The request: Write out every entry precisely as given, leaving the pictures out.

Data excerpts:
----

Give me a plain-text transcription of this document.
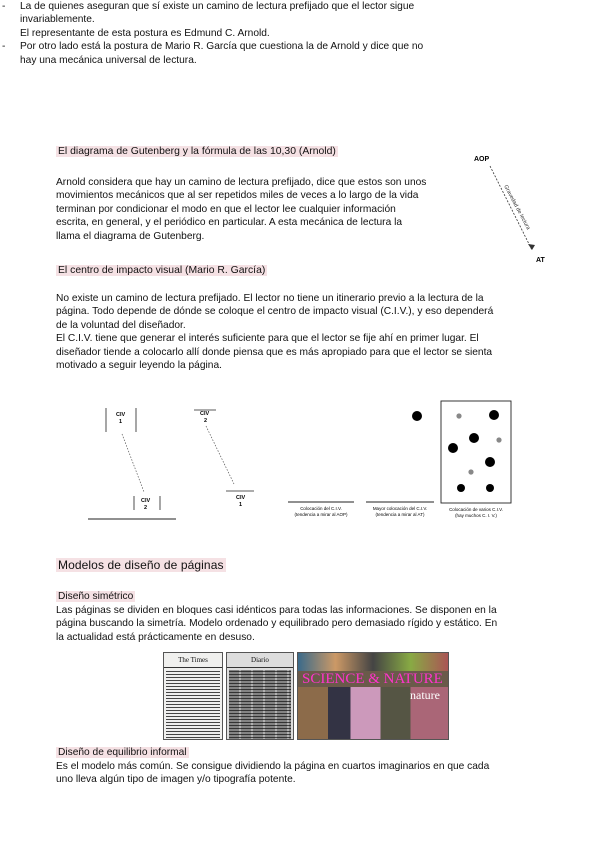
- La de quienes aseguran que sí existe un camino de lectura prefijado que el lector sigue
invariablemente.
El representante de esta postura es Edmund C. Arnold.
- Por otro lado está la postura de Mario R. García que cuestiona la de Arnold y dice que no
hay una mecánica universal de lectura.
El diagrama de Gutenberg y la fórmula de las 10,30 (Arnold)
Arnold considera que hay un camino de lectura prefijado, dice que estos son unos
movimientos mecánicos que al ser repetidos miles de veces a lo largo de la vida
terminan por condicionar el modo en que el lector lee cualquier información
escrita, en general, y el periódico en particular. A esta mecánica de lectura la
llama el diagrama de Gutenberg.
AOP
Gravedad de lectura
AT
El centro de impacto visual (Mario R. García)
No existe un camino de lectura prefijado. El lector no tiene un itinerario previo a la lectura de la
página. Todo depende de dónde se coloque el centro de impacto visual (C.I.V.), y eso dependerá
de la voluntad del diseñador.
El C.I.V. tiene que generar el interés suficiente para que el lector se fije ahí en primer lugar. El
diseñador tiende a colocarlo allí donde piensa que es más apropiado para que el lector se sienta
motivado a seguir leyendo la página.
CIV
1
CIV
2
CIV
2
CIV
1
Colocación del C.I.V.
(tendencia a mirar al AOP)
Mayor colocación del C.I.V.
(tendencia a mirar al AT)
Colocación de varios C.I.V.
(hay muchos C. I. V.)
Modelos de diseño de páginas
Diseño simétrico
Las páginas se dividen en bloques casi idénticos para todas las informaciones. Se disponen en la
página buscando la simetría. Modelo ordenado y equilibrado pero demasiado rígido y estático. En
la actualidad está prácticamente en desuso.
The Times	Diario
SCIENCE & NATURE
nature
Diseño de equilibrio informal
Es el modelo más común. Se consigue dividiendo la página en cuartos imaginarios en que cada
uno lleva algún tipo de imagen y/o tipografía potente.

----

Correct response:
Give me a plain-text transcription of this document.
- La de quienes aseguran que sí existe un camino de lectura prefijado que el lector sigue
invariablemente.
El representante de esta postura es Edmund C. Arnold.
- Por otro lado está la postura de Mario R. García que cuestiona la de Arnold y dice que no
hay una mecánica universal de lectura.
El diagrama de Gutenberg y la fórmula de las 10,30 (Arnold)
Arnold considera que hay un camino de lectura prefijado, dice que estos son unos
movimientos mecánicos que al ser repetidos miles de veces a lo largo de la vida
terminan por condicionar el modo en que el lector lee cualquier información
escrita, en general, y el periódico en particular. A esta mecánica de lectura la
llama el diagrama de Gutenberg.
AOP
Gravedad de lectura
AT
El centro de impacto visual (Mario R. García)
No existe un camino de lectura prefijado. El lector no tiene un itinerario previo a la lectura de la
página. Todo depende de dónde se coloque el centro de impacto visual (C.I.V.), y eso dependerá
de la voluntad del diseñador.
El C.I.V. tiene que generar el interés suficiente para que el lector se fije ahí en primer lugar. El
diseñador tiende a colocarlo allí donde piensa que es más apropiado para que el lector se sienta
motivado a seguir leyendo la página.
CIV
1
CIV
2
CIV
2
CIV
1
Colocación del C.I.V.
(tendencia a mirar al AOP)
Mayor colocación del C.I.V.
(tendencia a mirar al AT)
Colocación de varios C.I.V.
(hay muchos C. I. V.)
Modelos de diseño de páginas
Diseño simétrico
Las páginas se dividen en bloques casi idénticos para todas las informaciones. Se disponen en la
página buscando la simetría. Modelo ordenado y equilibrado pero demasiado rígido y estático. En
la actualidad está prácticamente en desuso.
The Times	Diario
SCIENCE & NATURE
nature
Diseño de equilibrio informal
Es el modelo más común. Se consigue dividiendo la página en cuartos imaginarios en que cada
uno lleva algún tipo de imagen y/o tipografía potente.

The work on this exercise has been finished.